-- Given records start --
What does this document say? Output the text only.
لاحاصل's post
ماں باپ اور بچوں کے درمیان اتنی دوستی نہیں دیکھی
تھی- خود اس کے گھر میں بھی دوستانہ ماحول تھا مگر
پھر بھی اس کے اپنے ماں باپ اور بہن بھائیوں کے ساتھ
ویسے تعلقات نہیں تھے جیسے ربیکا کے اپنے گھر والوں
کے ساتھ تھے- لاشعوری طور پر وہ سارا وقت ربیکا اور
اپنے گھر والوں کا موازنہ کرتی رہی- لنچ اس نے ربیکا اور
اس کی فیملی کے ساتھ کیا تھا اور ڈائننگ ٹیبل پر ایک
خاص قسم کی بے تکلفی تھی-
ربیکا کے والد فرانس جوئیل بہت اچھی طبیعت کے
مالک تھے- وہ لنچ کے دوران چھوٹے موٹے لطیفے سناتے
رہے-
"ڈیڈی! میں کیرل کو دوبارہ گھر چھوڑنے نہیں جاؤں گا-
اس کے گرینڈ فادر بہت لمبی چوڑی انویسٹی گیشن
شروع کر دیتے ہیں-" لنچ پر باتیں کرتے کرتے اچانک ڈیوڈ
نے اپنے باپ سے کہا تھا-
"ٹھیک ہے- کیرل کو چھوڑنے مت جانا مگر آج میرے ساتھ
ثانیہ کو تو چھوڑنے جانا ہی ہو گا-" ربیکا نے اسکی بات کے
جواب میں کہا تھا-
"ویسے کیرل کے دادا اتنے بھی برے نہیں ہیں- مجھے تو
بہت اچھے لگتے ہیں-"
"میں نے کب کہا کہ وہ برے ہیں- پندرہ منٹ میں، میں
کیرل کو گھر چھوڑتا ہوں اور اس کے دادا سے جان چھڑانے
-- Given records end --
## What you should do
Repeat the material above in full, quoting it exactly.

## Result of the task
What does this document say? Output the text only.
لاحاصل's post
ماں باپ اور بچوں کے درمیان اتنی دوستی نہیں دیکھی
تھی- خود اس کے گھر میں بھی دوستانہ ماحول تھا مگر
پھر بھی اس کے اپنے ماں باپ اور بہن بھائیوں کے ساتھ
ویسے تعلقات نہیں تھے جیسے ربیکا کے اپنے گھر والوں
کے ساتھ تھے- لاشعوری طور پر وہ سارا وقت ربیکا اور
اپنے گھر والوں کا موازنہ کرتی رہی- لنچ اس نے ربیکا اور
اس کی فیملی کے ساتھ کیا تھا اور ڈائننگ ٹیبل پر ایک
خاص قسم کی بے تکلفی تھی-
ربیکا کے والد فرانس جوئیل بہت اچھی طبیعت کے
مالک تھے- وہ لنچ کے دوران چھوٹے موٹے لطیفے سناتے
رہے-
"ڈیڈی! میں کیرل کو دوبارہ گھر چھوڑنے نہیں جاؤں گا-
اس کے گرینڈ فادر بہت لمبی چوڑی انویسٹی گیشن
شروع کر دیتے ہیں-" لنچ پر باتیں کرتے کرتے اچانک ڈیوڈ
نے اپنے باپ سے کہا تھا-
"ٹھیک ہے- کیرل کو چھوڑنے مت جانا مگر آج میرے ساتھ
ثانیہ کو تو چھوڑنے جانا ہی ہو گا-" ربیکا نے اسکی بات کے
جواب میں کہا تھا-
"ویسے کیرل کے دادا اتنے بھی برے نہیں ہیں- مجھے تو
بہت اچھے لگتے ہیں-"
"میں نے کب کہا کہ وہ برے ہیں- پندرہ منٹ میں، میں
کیرل کو گھر چھوڑتا ہوں اور اس کے دادا سے جان چھڑانے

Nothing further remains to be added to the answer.